#### DATA LISTING:
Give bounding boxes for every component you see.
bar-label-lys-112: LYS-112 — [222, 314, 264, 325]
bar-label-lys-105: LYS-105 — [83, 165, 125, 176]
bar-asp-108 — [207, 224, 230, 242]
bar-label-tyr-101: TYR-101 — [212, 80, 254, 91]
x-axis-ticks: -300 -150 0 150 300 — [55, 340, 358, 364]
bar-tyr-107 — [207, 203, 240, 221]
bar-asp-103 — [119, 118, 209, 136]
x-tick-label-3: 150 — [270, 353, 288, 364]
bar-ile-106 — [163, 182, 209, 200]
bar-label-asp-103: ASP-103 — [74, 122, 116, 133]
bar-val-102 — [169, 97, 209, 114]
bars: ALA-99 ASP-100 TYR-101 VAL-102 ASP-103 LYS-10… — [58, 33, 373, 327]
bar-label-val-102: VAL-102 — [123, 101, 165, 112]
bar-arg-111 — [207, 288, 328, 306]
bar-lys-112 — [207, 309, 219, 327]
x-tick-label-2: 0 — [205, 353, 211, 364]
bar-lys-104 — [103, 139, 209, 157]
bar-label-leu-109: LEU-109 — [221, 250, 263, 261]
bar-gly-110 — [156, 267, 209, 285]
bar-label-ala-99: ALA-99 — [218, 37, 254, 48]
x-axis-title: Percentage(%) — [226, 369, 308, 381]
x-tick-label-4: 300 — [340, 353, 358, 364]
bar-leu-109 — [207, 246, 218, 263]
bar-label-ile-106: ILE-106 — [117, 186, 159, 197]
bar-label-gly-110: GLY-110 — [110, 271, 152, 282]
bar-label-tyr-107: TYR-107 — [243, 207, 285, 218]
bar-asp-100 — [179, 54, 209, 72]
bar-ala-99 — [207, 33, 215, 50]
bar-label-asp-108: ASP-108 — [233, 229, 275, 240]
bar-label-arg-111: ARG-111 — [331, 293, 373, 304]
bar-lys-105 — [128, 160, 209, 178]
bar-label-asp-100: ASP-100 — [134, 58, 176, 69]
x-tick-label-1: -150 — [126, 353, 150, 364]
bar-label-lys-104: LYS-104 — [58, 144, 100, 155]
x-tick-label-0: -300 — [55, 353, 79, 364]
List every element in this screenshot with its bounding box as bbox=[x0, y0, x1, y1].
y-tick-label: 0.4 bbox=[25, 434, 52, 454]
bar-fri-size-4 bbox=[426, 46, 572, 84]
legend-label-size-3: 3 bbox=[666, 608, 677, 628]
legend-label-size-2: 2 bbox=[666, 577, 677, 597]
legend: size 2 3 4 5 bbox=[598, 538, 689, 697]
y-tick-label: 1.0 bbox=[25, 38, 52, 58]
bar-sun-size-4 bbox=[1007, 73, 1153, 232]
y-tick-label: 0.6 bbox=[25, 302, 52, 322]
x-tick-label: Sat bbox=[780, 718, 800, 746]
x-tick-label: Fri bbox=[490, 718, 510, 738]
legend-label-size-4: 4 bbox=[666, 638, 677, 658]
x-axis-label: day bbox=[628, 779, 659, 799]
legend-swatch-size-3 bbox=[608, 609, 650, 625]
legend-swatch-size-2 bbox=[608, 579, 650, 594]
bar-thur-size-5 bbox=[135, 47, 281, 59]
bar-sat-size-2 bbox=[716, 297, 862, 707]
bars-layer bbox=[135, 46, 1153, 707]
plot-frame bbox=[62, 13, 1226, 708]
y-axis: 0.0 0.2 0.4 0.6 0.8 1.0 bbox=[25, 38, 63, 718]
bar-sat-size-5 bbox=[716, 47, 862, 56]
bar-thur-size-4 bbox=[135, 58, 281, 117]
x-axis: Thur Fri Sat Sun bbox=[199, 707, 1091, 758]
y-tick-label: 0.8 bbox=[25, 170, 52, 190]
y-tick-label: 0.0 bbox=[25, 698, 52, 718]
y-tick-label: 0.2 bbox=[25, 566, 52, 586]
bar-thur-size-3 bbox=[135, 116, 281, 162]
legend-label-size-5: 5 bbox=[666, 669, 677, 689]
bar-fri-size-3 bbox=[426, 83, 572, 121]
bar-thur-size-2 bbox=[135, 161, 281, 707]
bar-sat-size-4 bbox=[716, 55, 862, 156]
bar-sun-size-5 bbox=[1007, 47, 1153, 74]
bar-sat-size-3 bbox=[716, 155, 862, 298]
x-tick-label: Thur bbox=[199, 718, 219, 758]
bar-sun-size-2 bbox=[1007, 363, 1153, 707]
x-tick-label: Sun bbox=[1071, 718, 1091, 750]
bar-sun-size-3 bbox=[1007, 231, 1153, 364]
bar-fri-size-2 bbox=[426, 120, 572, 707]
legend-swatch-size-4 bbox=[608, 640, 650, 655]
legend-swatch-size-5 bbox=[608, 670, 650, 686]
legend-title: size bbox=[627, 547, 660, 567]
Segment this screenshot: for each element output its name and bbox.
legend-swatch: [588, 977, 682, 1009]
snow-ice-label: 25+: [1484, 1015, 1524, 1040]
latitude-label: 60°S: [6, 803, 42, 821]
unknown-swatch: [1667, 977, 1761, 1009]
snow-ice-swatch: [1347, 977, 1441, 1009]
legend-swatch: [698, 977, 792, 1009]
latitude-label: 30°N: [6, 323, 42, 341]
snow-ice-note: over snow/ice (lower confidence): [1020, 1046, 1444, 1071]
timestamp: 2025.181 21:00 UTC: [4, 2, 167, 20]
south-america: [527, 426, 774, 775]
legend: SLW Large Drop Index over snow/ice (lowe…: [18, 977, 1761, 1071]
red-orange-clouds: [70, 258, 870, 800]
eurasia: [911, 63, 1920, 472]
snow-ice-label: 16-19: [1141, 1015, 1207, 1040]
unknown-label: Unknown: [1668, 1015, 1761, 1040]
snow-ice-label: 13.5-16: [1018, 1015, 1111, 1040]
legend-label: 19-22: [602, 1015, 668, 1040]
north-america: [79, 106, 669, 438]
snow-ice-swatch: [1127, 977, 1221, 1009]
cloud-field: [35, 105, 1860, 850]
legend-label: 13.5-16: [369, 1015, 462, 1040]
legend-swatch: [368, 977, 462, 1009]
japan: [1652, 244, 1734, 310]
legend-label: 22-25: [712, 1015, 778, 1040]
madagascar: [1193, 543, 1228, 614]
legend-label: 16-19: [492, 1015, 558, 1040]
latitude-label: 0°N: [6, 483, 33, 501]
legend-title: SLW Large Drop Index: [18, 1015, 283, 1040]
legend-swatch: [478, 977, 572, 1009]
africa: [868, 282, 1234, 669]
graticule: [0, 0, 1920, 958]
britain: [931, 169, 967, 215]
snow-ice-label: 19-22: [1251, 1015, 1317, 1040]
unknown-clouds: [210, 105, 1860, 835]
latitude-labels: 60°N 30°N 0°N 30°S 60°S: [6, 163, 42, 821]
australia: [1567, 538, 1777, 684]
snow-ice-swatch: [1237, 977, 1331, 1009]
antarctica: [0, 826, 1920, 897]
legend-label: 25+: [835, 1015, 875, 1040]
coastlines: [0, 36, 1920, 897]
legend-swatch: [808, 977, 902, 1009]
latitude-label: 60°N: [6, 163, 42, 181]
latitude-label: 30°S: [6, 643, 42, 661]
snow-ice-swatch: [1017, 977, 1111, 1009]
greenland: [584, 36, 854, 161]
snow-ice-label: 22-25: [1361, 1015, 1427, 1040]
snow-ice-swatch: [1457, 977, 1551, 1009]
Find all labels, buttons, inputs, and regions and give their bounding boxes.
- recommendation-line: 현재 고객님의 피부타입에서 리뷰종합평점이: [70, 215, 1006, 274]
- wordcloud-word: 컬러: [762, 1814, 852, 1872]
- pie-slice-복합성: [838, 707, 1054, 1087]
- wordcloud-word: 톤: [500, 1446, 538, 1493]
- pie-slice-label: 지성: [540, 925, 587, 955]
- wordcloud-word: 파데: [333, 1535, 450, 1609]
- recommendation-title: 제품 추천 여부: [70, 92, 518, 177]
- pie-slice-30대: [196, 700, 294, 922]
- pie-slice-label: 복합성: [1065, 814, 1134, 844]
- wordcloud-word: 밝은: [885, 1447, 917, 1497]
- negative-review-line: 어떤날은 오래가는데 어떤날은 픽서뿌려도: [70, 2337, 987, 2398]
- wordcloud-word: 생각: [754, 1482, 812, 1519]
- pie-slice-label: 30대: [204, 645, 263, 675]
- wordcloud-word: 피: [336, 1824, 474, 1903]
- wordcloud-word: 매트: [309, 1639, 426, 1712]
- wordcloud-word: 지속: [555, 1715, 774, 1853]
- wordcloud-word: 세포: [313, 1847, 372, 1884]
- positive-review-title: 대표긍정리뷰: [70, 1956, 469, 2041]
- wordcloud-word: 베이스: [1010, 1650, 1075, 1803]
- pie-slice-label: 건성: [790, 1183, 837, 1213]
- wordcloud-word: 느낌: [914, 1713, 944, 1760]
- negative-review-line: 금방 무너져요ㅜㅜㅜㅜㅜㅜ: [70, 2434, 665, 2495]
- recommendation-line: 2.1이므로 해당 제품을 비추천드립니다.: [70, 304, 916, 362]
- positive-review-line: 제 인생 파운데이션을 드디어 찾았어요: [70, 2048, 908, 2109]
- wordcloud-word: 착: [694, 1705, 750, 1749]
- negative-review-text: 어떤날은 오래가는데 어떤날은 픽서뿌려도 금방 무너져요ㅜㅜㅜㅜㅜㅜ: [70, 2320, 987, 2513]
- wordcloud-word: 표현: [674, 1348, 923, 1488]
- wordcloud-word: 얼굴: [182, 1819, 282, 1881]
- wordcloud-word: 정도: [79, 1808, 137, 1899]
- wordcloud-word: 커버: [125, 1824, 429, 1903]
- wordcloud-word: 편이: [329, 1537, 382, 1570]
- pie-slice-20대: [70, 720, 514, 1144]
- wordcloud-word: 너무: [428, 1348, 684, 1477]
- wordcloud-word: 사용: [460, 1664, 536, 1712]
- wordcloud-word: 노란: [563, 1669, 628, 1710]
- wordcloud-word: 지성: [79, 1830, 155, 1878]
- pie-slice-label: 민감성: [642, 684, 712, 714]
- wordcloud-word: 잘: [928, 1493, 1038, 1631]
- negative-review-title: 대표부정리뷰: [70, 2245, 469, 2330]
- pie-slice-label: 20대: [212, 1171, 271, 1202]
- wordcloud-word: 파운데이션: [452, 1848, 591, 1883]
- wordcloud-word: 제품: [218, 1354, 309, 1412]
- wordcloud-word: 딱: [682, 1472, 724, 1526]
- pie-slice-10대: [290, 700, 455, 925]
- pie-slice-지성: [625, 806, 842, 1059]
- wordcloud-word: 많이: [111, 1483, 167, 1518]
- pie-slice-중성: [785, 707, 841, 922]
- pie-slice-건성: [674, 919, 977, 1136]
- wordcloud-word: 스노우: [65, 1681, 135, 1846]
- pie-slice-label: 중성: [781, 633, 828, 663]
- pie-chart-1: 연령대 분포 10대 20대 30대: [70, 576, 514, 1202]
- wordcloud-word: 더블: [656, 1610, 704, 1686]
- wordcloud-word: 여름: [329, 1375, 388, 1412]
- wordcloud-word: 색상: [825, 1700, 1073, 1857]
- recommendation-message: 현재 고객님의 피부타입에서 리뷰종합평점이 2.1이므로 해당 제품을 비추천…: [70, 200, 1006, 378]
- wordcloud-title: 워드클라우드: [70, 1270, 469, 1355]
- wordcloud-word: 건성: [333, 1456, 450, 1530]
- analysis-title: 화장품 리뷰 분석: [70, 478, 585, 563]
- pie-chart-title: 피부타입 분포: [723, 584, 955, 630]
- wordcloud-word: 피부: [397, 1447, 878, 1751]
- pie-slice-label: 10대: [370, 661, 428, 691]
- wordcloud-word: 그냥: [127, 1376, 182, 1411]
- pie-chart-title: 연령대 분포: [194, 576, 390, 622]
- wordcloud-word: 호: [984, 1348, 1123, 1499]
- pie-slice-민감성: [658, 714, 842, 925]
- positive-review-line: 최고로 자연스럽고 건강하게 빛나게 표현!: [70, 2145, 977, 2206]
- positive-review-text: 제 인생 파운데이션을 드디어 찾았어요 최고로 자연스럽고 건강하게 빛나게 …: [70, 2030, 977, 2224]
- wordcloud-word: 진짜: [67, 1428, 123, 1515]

#### WHAT TO PRODUCE:
Pull out every line from the start of the records through the line with "bar-label-leu-109: LEU-109 —", and reproduce each one character for character.

#### WRITTEN RESPONSE:
Give bounding boxes for every component you see.
bar-label-lys-112: LYS-112 — [222, 314, 264, 325]
bar-label-lys-105: LYS-105 — [83, 165, 125, 176]
bar-asp-108 — [207, 224, 230, 242]
bar-label-tyr-101: TYR-101 — [212, 80, 254, 91]
x-axis-ticks: -300 -150 0 150 300 — [55, 340, 358, 364]
bar-tyr-107 — [207, 203, 240, 221]
bar-asp-103 — [119, 118, 209, 136]
x-tick-label-3: 150 — [270, 353, 288, 364]
bar-ile-106 — [163, 182, 209, 200]
bar-label-asp-103: ASP-103 — [74, 122, 116, 133]
bar-val-102 — [169, 97, 209, 114]
bars: ALA-99 ASP-100 TYR-101 VAL-102 ASP-103 LYS-10… — [58, 33, 373, 327]
bar-label-val-102: VAL-102 — [123, 101, 165, 112]
bar-arg-111 — [207, 288, 328, 306]
bar-lys-112 — [207, 309, 219, 327]
x-tick-label-2: 0 — [205, 353, 211, 364]
bar-lys-104 — [103, 139, 209, 157]
bar-label-leu-109: LEU-109 — [221, 250, 263, 261]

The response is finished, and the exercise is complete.